*Set exercise*.
Write the material out again, line by line, exactly as it is.
━━━━━━━━━━━━━━━━━━━━
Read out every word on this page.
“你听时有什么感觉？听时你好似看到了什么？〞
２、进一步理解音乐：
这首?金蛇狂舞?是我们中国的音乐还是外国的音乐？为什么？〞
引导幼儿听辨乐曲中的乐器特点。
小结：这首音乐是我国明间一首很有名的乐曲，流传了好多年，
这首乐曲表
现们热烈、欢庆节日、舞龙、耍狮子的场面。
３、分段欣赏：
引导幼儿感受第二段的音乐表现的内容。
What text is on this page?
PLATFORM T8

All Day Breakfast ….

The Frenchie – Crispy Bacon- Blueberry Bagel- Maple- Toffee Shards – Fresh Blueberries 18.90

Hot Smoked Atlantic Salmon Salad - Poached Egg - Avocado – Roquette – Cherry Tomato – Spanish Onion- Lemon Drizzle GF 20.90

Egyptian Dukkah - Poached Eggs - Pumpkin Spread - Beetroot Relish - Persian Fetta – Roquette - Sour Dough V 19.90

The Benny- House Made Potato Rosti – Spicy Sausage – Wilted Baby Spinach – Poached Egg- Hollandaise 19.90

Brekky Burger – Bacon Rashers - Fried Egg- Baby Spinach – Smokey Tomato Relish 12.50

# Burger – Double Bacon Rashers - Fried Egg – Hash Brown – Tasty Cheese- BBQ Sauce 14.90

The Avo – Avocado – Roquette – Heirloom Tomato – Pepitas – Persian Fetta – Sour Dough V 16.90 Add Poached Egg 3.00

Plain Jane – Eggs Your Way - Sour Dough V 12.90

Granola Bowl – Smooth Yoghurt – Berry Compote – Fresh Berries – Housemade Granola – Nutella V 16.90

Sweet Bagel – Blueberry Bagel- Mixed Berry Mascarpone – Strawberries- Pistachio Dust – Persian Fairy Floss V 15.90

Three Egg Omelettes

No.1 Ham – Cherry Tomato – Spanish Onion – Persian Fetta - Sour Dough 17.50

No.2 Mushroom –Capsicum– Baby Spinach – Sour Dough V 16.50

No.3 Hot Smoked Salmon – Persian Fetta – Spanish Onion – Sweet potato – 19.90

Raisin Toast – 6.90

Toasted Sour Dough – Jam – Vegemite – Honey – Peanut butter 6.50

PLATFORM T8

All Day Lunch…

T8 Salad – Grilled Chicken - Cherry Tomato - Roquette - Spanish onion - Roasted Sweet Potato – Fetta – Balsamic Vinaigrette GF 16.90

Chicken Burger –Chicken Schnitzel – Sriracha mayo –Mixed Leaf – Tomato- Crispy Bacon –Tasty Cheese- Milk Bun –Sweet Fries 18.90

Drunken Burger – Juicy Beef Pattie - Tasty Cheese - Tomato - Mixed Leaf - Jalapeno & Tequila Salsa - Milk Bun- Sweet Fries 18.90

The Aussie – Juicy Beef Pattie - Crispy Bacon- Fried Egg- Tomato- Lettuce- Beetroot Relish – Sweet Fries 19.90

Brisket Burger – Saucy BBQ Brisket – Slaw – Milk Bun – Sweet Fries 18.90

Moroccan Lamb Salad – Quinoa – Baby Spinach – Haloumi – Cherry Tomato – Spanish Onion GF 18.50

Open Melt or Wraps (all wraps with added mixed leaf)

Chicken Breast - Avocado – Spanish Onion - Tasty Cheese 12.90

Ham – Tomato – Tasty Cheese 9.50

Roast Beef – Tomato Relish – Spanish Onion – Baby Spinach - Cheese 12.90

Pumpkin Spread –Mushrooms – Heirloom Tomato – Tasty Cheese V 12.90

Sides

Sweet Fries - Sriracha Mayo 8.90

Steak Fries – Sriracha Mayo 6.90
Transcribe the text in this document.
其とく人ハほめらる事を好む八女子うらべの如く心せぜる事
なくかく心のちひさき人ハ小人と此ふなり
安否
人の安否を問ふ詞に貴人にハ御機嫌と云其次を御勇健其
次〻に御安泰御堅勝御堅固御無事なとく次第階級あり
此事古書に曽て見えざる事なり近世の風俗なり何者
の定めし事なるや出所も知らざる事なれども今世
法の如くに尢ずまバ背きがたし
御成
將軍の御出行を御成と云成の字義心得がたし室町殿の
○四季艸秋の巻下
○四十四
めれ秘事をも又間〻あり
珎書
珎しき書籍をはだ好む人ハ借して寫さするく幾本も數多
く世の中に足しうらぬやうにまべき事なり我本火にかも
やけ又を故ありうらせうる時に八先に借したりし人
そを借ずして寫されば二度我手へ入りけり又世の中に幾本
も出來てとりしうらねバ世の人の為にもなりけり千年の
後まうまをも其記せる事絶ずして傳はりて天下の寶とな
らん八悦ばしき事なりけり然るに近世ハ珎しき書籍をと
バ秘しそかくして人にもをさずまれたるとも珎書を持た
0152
━━━━━━━━━━━━━━━━━━━━
*Full answer*.
Read out every word on this page.
“你听时有什么感觉？听时你好似看到了什么？〞
２、进一步理解音乐：
这首?金蛇狂舞?是我们中国的音乐还是外国的音乐？为什么？〞
引导幼儿听辨乐曲中的乐器特点。
小结：这首音乐是我国明间一首很有名的乐曲，流传了好多年，
这首乐曲表
现们热烈、欢庆节日、舞龙、耍狮子的场面。
３、分段欣赏：
引导幼儿感受第二段的音乐表现的内容。
What text is on this page?
PLATFORM T8

All Day Breakfast ….

The Frenchie – Crispy Bacon- Blueberry Bagel- Maple- Toffee Shards – Fresh Blueberries 18.90

Hot Smoked Atlantic Salmon Salad - Poached Egg - Avocado – Roquette – Cherry Tomato – Spanish Onion- Lemon Drizzle GF 20.90

Egyptian Dukkah - Poached Eggs - Pumpkin Spread - Beetroot Relish - Persian Fetta – Roquette - Sour Dough V 19.90

The Benny- House Made Potato Rosti – Spicy Sausage – Wilted Baby Spinach – Poached Egg- Hollandaise 19.90

Brekky Burger – Bacon Rashers - Fried Egg- Baby Spinach – Smokey Tomato Relish 12.50

# Burger – Double Bacon Rashers - Fried Egg – Hash Brown – Tasty Cheese- BBQ Sauce 14.90

The Avo – Avocado – Roquette – Heirloom Tomato – Pepitas – Persian Fetta – Sour Dough V 16.90 Add Poached Egg 3.00

Plain Jane – Eggs Your Way - Sour Dough V 12.90

Granola Bowl – Smooth Yoghurt – Berry Compote – Fresh Berries – Housemade Granola – Nutella V 16.90

Sweet Bagel – Blueberry Bagel- Mixed Berry Mascarpone – Strawberries- Pistachio Dust – Persian Fairy Floss V 15.90

Three Egg Omelettes

No.1 Ham – Cherry Tomato – Spanish Onion – Persian Fetta - Sour Dough 17.50

No.2 Mushroom –Capsicum– Baby Spinach – Sour Dough V 16.50

No.3 Hot Smoked Salmon – Persian Fetta – Spanish Onion – Sweet potato – 19.90

Raisin Toast – 6.90

Toasted Sour Dough – Jam – Vegemite – Honey – Peanut butter 6.50

PLATFORM T8

All Day Lunch…

T8 Salad – Grilled Chicken - Cherry Tomato - Roquette - Spanish onion - Roasted Sweet Potato – Fetta – Balsamic Vinaigrette GF 16.90

Chicken Burger –Chicken Schnitzel – Sriracha mayo –Mixed Leaf – Tomato- Crispy Bacon –Tasty Cheese- Milk Bun –Sweet Fries 18.90

Drunken Burger – Juicy Beef Pattie - Tasty Cheese - Tomato - Mixed Leaf - Jalapeno & Tequila Salsa - Milk Bun- Sweet Fries 18.90

The Aussie – Juicy Beef Pattie - Crispy Bacon- Fried Egg- Tomato- Lettuce- Beetroot Relish – Sweet Fries 19.90

Brisket Burger – Saucy BBQ Brisket – Slaw – Milk Bun – Sweet Fries 18.90

Moroccan Lamb Salad – Quinoa – Baby Spinach – Haloumi – Cherry Tomato – Spanish Onion GF 18.50

Open Melt or Wraps (all wraps with added mixed leaf)

Chicken Breast - Avocado – Spanish Onion - Tasty Cheese 12.90

Ham – Tomato – Tasty Cheese 9.50

Roast Beef – Tomato Relish – Spanish Onion – Baby Spinach - Cheese 12.90

Pumpkin Spread –Mushrooms – Heirloom Tomato – Tasty Cheese V 12.90

Sides

Sweet Fries - Sriracha Mayo 8.90

Steak Fries – Sriracha Mayo 6.90
Transcribe the text in this document.
其とく人ハほめらる事を好む八女子うらべの如く心せぜる事
なくかく心のちひさき人ハ小人と此ふなり
安否
人の安否を問ふ詞に貴人にハ御機嫌と云其次を御勇健其
次〻に御安泰御堅勝御堅固御無事なとく次第階級あり
此事古書に曽て見えざる事なり近世の風俗なり何者
の定めし事なるや出所も知らざる事なれども今世
法の如くに尢ずまバ背きがたし
御成
將軍の御出行を御成と云成の字義心得がたし室町殿の
○四季艸秋の巻下
○四十四
めれ秘事をも又間〻あり
珎書
珎しき書籍をはだ好む人ハ借して寫さするく幾本も數多
く世の中に足しうらぬやうにまべき事なり我本火にかも
やけ又を故ありうらせうる時に八先に借したりし人
そを借ずして寫されば二度我手へ入りけり又世の中に幾本
も出來てとりしうらねバ世の人の為にもなりけり千年の
後まうまをも其記せる事絶ずして傳はりて天下の寶とな
らん八悦ばしき事なりけり然るに近世ハ珎しき書籍をと
バ秘しそかくして人にもをさずまれたるとも珎書を持た
0152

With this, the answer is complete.